▸ Aim of the task
Pick out every line in the data below that holds "rozvoj".

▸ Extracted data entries
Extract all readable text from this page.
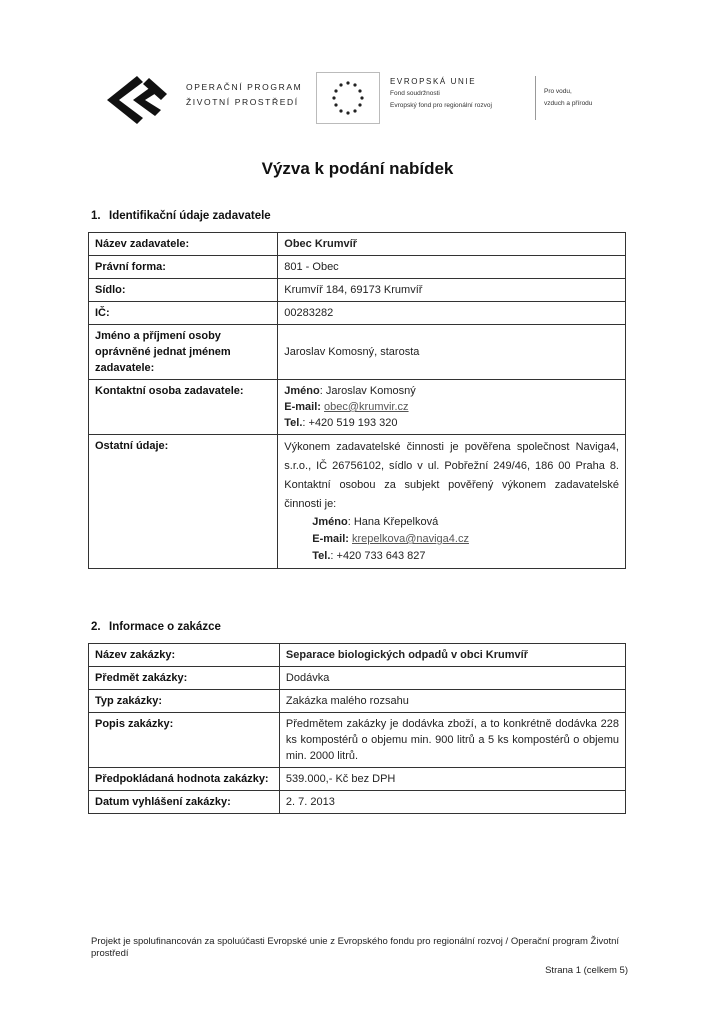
OPERAČNÍ PROGRAM
ŽIVOTNÍ PROSTŘEDÍ
EVROPSKÁ UNIE
Fond soudržnosti
Evropský fond pro regionální rozvoj
Pro vodu,
vzduch a přírodu
Výzva k podání nabídek
1. Identifikační údaje zadavatele
Název zadavatele:	Obec Krumvíř
Právní forma:	801 - Obec
Sídlo:	Krumvíř 184, 69173 Krumvíř
IČ:	00283282
Jméno a příjmení osoby oprávněné jednat jménem zadavatele:	Jaroslav Komosný, starosta
Kontaktní osoba zadavatele:	Jméno: Jaroslav Komosný
E-mail: obec@krumvir.cz
Tel.: +420 519 193 320

Ostatní údaje:	Výkonem zadavatelské činnosti je pověřena společnost Naviga4, s.r.o., IČ 26756102, sídlo v ul. Pobřežní 249/46, 186 00 Praha 8. Kontaktní osobou za subjekt pověřený výkonem zadavatelské činnosti je:
Jméno: Hana Křepelková
E-mail: krepelkova@naviga4.cz
Tel.: +420 733 643 827
2. Informace o zakázce
Název zakázky:	Separace biologických odpadů v obci Krumvíř
Předmět zakázky:	Dodávka
Typ zakázky:	Zakázka malého rozsahu
Popis zakázky:	Předmětem zakázky je dodávka zboží, a to konkrétně dodávka 228 ks kompostérů o objemu min. 900 litrů a 5 ks kompostérů o objemu min. 2000 litrů.
Předpokládaná hodnota zakázky:	539.000,- Kč bez DPH
Datum vyhlášení zakázky:	2. 7. 2013
Projekt je spolufinancován za spoluúčasti Evropské unie z Evropského fondu pro regionální rozvoj / Operační program Životní prostředí
Strana 1 (celkem 5)
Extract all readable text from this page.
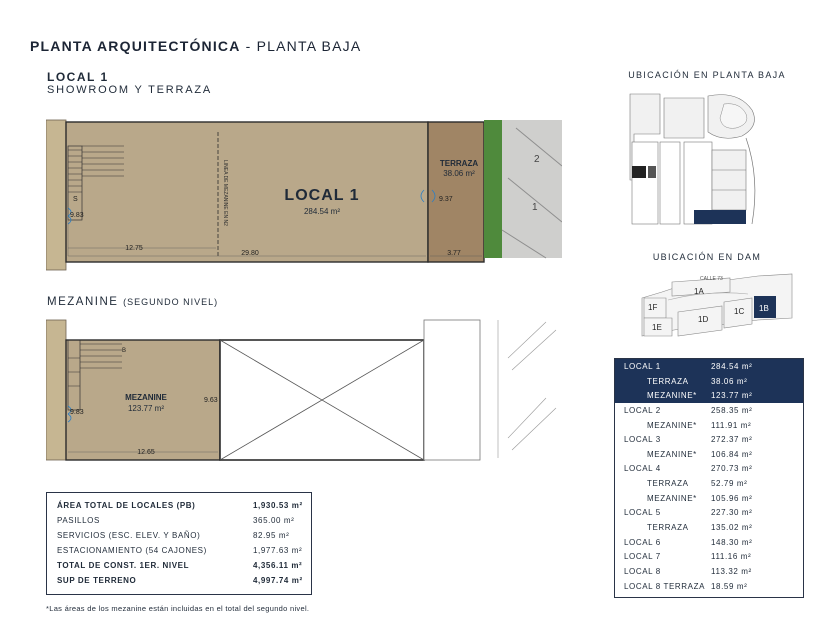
PLANTA ARQUITECTÓNICA - PLANTA BAJA
LOCAL 1
SHOWROOM Y TERRAZA
MEZANINE (SEGUNDO NIVEL)
1
2
S	LINEA DE MEZANINE EN N2	LOCAL 1
284.54 m²
TERRAZA
38.06 m²
9.83
9.37
12.75
29.80	3.77
B
MEZANINE
123.77 m²
9.83
9.63
12.65
UBICACIÓN EN PLANTA BAJA
UBICACIÓN EN DAM
CALLE 73
1F
1E
1A
1D
1C 1B
LOCAL 1	284.54 m²
TERRAZA	38.06 m²
MEZANINE* 123.77 m²
LOCAL 2	258.35 m²
MEZANINE* 111.91 m²
LOCAL 3	272.37 m²
MEZANINE* 106.84 m²
LOCAL 4	270.73 m²
TERRAZA	52.79 m²
MEZANINE* 105.96 m²
LOCAL 5	227.30 m²
TERRAZA	135.02 m²
LOCAL 6	148.30 m²
LOCAL 7	111.16 m²
LOCAL 8	113.32 m²
LOCAL 8 TERRAZA 18.59 m²
ÁREA TOTAL DE LOCALES (PB)	1,930.53 m²
PASILLOS	365.00 m²
SERVICIOS (ESC. ELEV. Y BAÑO)	82.95 m²
ESTACIONAMIENTO (54 CAJONES)	1,977.63 m²
TOTAL DE CONST. 1ER. NIVEL	4,356.11 m²
SUP DE TERRENO	4,997.74 m²
*Las áreas de los mezanine están incluidas en el total del segundo nivel.
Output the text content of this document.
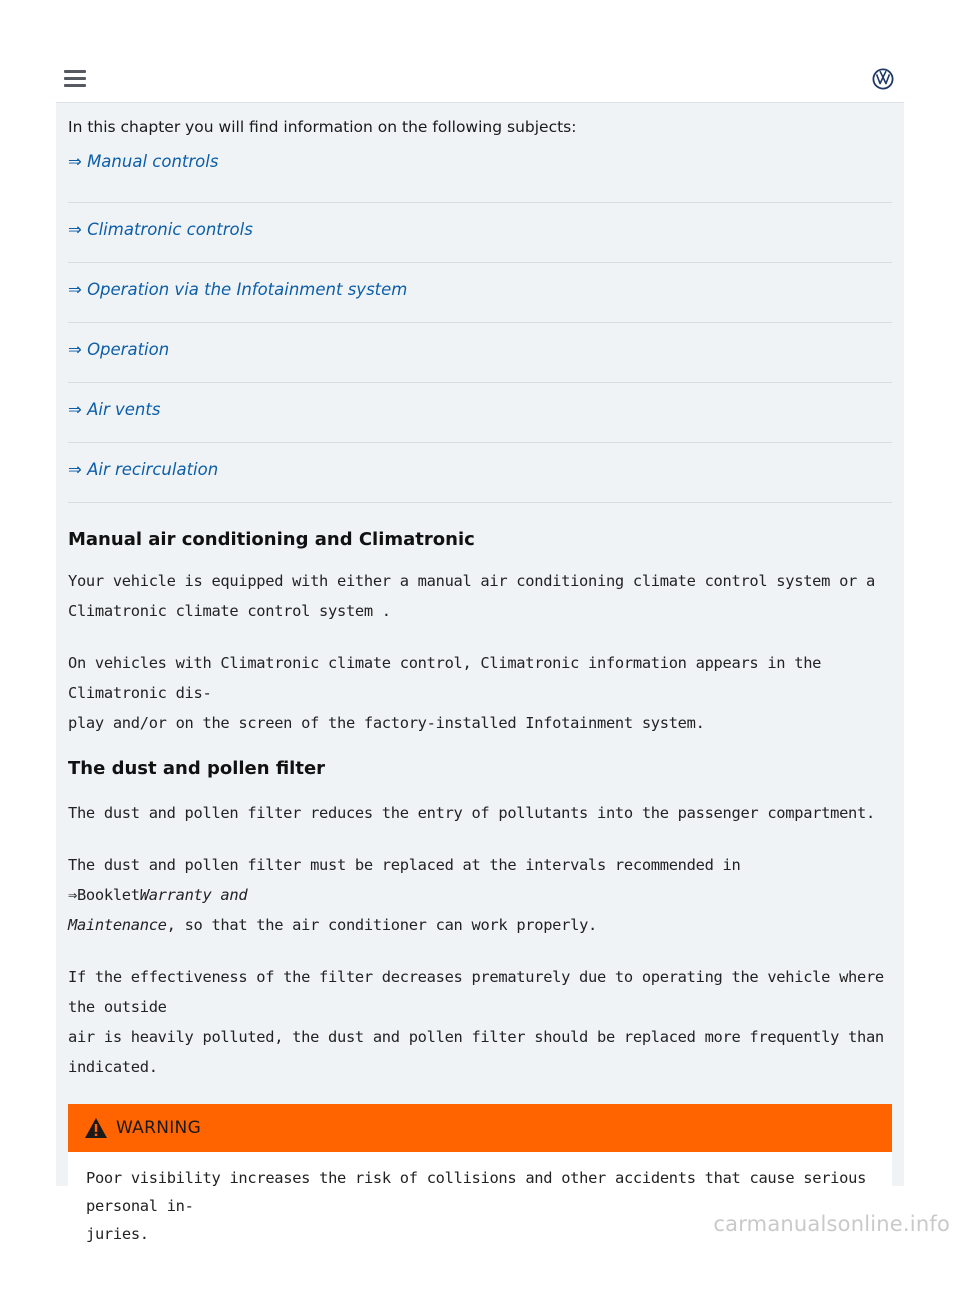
In this chapter you will find information on the following subjects:

⇒ Manual controls
⇒ Climatronic controls
⇒ Operation via the Infotainment system
⇒ Operation
⇒ Air vents
⇒ Air recirculation
Manual air conditioning and Climatronic

Your vehicle is equipped with either a manual air conditioning climate control system or a
Climatronic climate control system .

On vehicles with Climatronic climate control, Climatronic information appears in the Climatronic dis-
play and/or on the screen of the factory-installed Infotainment system.

The dust and pollen filter

The dust and pollen filter reduces the entry of pollutants into the passenger compartment.

The dust and pollen filter must be replaced at the intervals recommended in ⇒BookletWarranty and
Maintenance, so that the air conditioner can work properly.

If the effectiveness of the filter decreases prematurely due to operating the vehicle where the outside
air is heavily polluted, the dust and pollen filter should be replaced more frequently than indicated.

WARNING

Poor visibility increases the risk of collisions and other accidents that cause serious personal in-
juries.	carmanualsonline.info
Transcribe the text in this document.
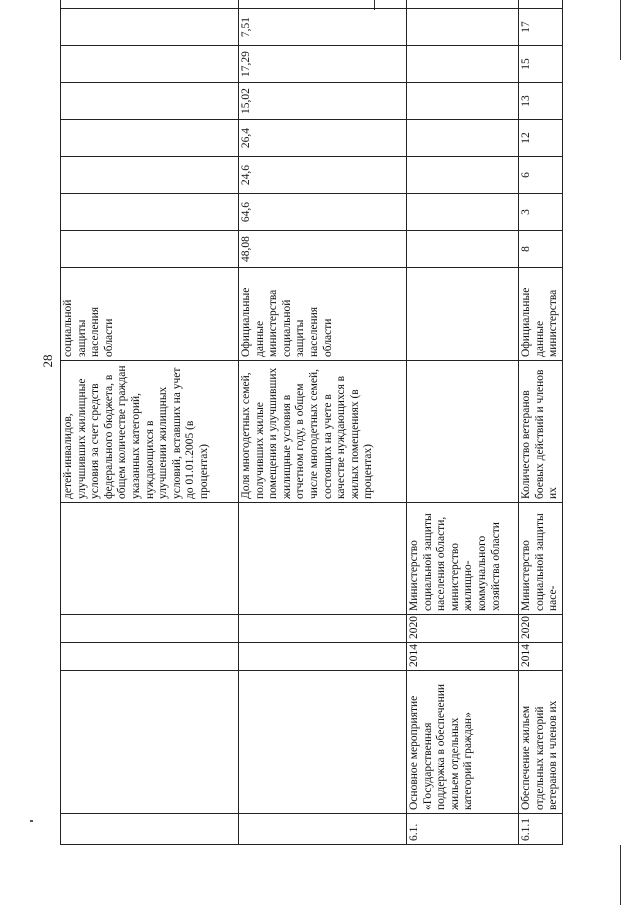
28
					детей-инвалидов, улучшивших жилищные условия за счет средств федерального бюджета, в общем количестве граждан указанных категорий, нуждающихся в улучшении жилищных условий, вставших на учет до 01.01.2005 (в процентах)	социальной защиты населения области								
					Доля многодетных семей, получивших жилые помещения и улучшивших жилищные условия в отчетном году, в общем числе многодетных семей, состоящих на учете в качестве нуждающихся в жилых помещениях (в процентах)	Официальные данные министерства социальной защиты населения области	48,08	64,6	24,6	26,4	15,02	17,29	7,51	
6.1.	Основное мероприятие «Государственная поддержка в обеспечении жильем отдельных категорий граждан»	2014	2020	Министерство социальной защиты населения области, министерство жилищно-коммунального хозяйства области										
6.1.1	Обеспечение жильем отдельных категорий ветеранов и членов их	2014	2020	Министерство социальной защиты насе-	Количество ветеранов боевых действий и членов их	Официальные данные министерства	8	3	6	12	13	15	17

▸ Written response
Evropský fond pro regionální rozvoj
Projekt je spolufinancován za spoluúčasti Evropské unie z Evropského fondu pro regionální rozvoj / Operační program Životní prostředí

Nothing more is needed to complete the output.